### What to produce
Make an exact copy of all the entries, with the pictures left out.

— start Data section —

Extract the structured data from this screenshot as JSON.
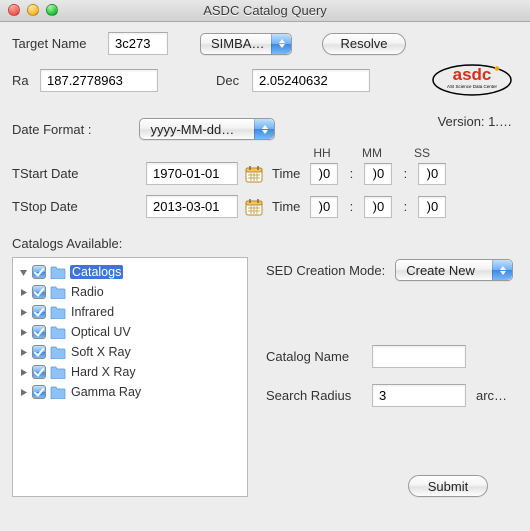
{
  "window": {
    "title": "ASDC Catalog Query"
  },
  "logo": {
    "text_main": "asdc",
    "text_sub": "ASI Science Data Center"
  },
  "version_label": "Version: 1.…",
  "target": {
    "label": "Target Name",
    "value": "3c273",
    "resolver_options_label": "SIMBA…",
    "resolve_button": "Resolve"
  },
  "coords": {
    "ra_label": "Ra",
    "ra_value": "187.2778963",
    "dec_label": "Dec",
    "dec_value": "2.05240632"
  },
  "dateformat": {
    "label": "Date Format  :",
    "value": "yyyy-MM-dd…"
  },
  "time_headers": {
    "hh": "HH",
    "mm": "MM",
    "ss": "SS"
  },
  "tstart": {
    "label": "TStart Date",
    "date": "1970-01-01",
    "time_label": "Time",
    "hh": ")0",
    "mm": ")0",
    "ss": ")0"
  },
  "tstop": {
    "label": "TStop Date",
    "date": "2013-03-01",
    "time_label": "Time",
    "hh": ")0",
    "mm": ")0",
    "ss": ")0"
  },
  "catalogs": {
    "label": "Catalogs Available:",
    "items": [
      {
        "label": "Catalogs",
        "selected": true,
        "expanded": true
      },
      {
        "label": "Radio",
        "selected": false,
        "expanded": false
      },
      {
        "label": "Infrared",
        "selected": false,
        "expanded": false
      },
      {
        "label": "Optical UV",
        "selected": false,
        "expanded": false
      },
      {
        "label": "Soft X Ray",
        "selected": false,
        "expanded": false
      },
      {
        "label": "Hard X Ray",
        "selected": false,
        "expanded": false
      },
      {
        "label": "Gamma Ray",
        "selected": false,
        "expanded": false
      }
    ]
  },
  "sed": {
    "label": "SED Creation Mode:",
    "value": "Create New"
  },
  "catalog_name": {
    "label": "Catalog Name",
    "value": ""
  },
  "search_radius": {
    "label": "Search Radius",
    "value": "3",
    "unit": "arc…"
  },
  "submit_label": "Submit",
  "separators": {
    "colon": ":"
  }
}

— end Data section —

### Task answer
Extract the structured data from this screenshot as JSON.
{
  "window": {
    "title": "ASDC Catalog Query"
  },
  "logo": {
    "text_main": "asdc",
    "text_sub": "ASI Science Data Center"
  },
  "version_label": "Version: 1.…",
  "target": {
    "label": "Target Name",
    "value": "3c273",
    "resolver_options_label": "SIMBA…",
    "resolve_button": "Resolve"
  },
  "coords": {
    "ra_label": "Ra",
    "ra_value": "187.2778963",
    "dec_label": "Dec",
    "dec_value": "2.05240632"
  },
  "dateformat": {
    "label": "Date Format  :",
    "value": "yyyy-MM-dd…"
  },
  "time_headers": {
    "hh": "HH",
    "mm": "MM",
    "ss": "SS"
  },
  "tstart": {
    "label": "TStart Date",
    "date": "1970-01-01",
    "time_label": "Time",
    "hh": ")0",
    "mm": ")0",
    "ss": ")0"
  },
  "tstop": {
    "label": "TStop Date",
    "date": "2013-03-01",
    "time_label": "Time",
    "hh": ")0",
    "mm": ")0",
    "ss": ")0"
  },
  "catalogs": {
    "label": "Catalogs Available:",
    "items": [
      {
        "label": "Catalogs",
        "selected": true,
        "expanded": true
      },
      {
        "label": "Radio",
        "selected": false,
        "expanded": false
      },
      {
        "label": "Infrared",
        "selected": false,
        "expanded": false
      },
      {
        "label": "Optical UV",
        "selected": false,
        "expanded": false
      },
      {
        "label": "Soft X Ray",
        "selected": false,
        "expanded": false
      },
      {
        "label": "Hard X Ray",
        "selected": false,
        "expanded": false
      },
      {
        "label": "Gamma Ray",
        "selected": false,
        "expanded": false
      }
    ]
  },
  "sed": {
    "label": "SED Creation Mode:",
    "value": "Create New"
  },
  "catalog_name": {
    "label": "Catalog Name",
    "value": ""
  },
  "search_radius": {
    "label": "Search Radius",
    "value": "3",
    "unit": "arc…"
  },
  "submit_label": "Submit",
  "separators": {
    "colon": ":"
  }
}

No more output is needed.